■ AIM ■
Give the number of lines in the records below that include "Acquisition", and nothing more.

-- Start --

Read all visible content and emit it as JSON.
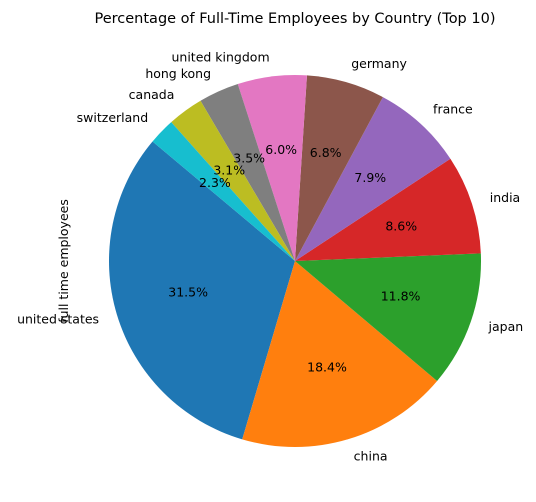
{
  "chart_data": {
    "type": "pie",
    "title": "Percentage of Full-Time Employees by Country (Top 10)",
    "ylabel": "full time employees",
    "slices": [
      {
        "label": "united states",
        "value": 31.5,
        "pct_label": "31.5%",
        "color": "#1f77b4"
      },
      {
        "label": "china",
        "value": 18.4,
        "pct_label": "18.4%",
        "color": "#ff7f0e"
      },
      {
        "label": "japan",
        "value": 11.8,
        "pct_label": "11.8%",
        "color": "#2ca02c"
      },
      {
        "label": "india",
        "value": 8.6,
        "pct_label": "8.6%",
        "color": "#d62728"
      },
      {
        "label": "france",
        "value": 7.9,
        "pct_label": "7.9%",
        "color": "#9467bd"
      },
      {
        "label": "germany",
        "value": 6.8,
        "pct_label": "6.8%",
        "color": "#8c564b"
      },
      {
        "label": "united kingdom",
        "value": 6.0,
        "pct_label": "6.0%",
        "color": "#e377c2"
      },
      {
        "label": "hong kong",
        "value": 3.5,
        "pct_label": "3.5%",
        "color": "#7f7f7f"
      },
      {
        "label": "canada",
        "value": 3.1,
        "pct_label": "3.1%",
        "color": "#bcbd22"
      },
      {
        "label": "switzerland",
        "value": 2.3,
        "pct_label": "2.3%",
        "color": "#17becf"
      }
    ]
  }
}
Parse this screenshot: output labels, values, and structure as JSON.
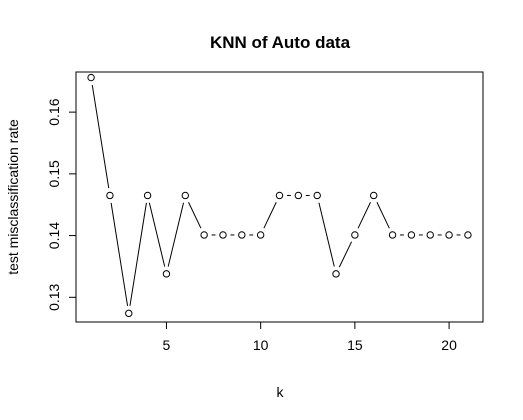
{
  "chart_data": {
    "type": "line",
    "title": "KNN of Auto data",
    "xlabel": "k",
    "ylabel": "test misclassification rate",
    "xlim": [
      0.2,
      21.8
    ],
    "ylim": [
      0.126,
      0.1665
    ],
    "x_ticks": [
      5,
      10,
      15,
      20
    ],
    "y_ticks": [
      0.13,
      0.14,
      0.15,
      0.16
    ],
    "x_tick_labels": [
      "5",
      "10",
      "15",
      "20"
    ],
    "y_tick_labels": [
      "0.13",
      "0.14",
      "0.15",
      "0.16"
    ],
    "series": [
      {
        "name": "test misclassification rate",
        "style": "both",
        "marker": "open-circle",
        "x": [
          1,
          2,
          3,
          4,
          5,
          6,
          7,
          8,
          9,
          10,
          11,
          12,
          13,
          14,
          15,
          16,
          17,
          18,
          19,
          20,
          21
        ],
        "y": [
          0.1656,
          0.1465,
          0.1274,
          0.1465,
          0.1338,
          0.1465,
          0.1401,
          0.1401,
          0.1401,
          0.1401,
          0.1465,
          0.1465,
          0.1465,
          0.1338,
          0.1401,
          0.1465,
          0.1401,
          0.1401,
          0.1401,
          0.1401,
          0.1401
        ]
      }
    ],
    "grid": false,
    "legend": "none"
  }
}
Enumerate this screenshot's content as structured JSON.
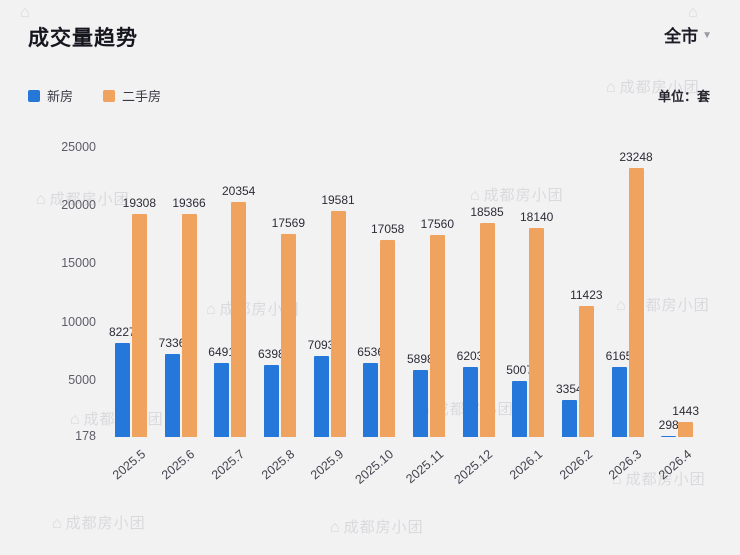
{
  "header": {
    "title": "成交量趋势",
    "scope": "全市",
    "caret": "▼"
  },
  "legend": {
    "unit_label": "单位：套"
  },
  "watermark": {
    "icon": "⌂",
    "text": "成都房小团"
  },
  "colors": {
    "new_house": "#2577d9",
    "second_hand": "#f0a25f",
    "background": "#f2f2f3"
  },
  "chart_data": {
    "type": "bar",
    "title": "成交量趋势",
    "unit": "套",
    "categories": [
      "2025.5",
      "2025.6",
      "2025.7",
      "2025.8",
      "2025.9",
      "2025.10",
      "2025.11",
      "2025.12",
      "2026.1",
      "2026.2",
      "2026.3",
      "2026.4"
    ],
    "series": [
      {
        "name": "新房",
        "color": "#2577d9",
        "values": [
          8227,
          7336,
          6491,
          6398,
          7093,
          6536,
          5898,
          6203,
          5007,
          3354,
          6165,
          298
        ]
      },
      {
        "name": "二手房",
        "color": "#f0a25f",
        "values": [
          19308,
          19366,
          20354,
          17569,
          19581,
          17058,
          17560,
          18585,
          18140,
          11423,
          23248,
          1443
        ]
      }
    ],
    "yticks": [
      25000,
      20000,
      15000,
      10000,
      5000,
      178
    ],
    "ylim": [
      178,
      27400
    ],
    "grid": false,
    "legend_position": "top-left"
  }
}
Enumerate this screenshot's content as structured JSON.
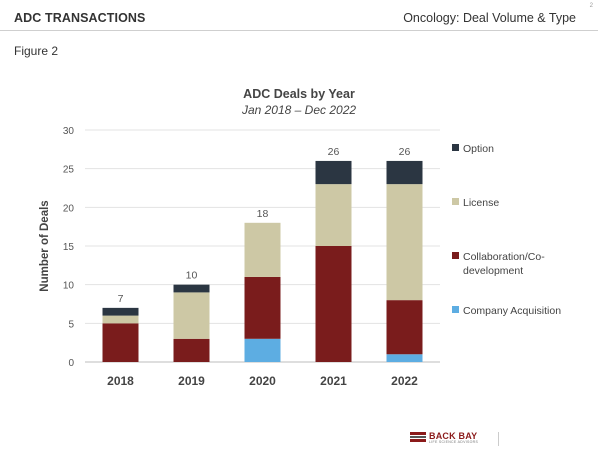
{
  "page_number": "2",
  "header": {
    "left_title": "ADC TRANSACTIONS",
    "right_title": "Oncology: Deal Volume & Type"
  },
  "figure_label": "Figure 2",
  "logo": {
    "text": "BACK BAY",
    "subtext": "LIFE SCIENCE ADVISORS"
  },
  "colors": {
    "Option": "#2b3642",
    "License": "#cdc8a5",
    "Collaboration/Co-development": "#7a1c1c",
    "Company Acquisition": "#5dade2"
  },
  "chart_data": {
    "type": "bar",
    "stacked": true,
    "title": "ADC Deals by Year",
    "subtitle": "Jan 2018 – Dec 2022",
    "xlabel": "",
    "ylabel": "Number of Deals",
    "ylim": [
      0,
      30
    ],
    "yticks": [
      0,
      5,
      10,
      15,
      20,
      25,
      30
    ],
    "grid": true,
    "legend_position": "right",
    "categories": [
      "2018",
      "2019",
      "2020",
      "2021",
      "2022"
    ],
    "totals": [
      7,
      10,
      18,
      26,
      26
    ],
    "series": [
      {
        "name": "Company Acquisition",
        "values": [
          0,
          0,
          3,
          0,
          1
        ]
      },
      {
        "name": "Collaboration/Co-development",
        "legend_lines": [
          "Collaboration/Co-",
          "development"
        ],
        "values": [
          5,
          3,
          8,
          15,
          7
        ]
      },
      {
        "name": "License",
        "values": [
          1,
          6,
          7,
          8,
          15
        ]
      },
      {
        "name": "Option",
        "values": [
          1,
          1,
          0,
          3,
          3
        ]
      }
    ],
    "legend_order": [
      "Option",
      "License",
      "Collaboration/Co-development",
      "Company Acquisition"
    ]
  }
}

-- End --

■ RESPONSE TO THE TASK ■
3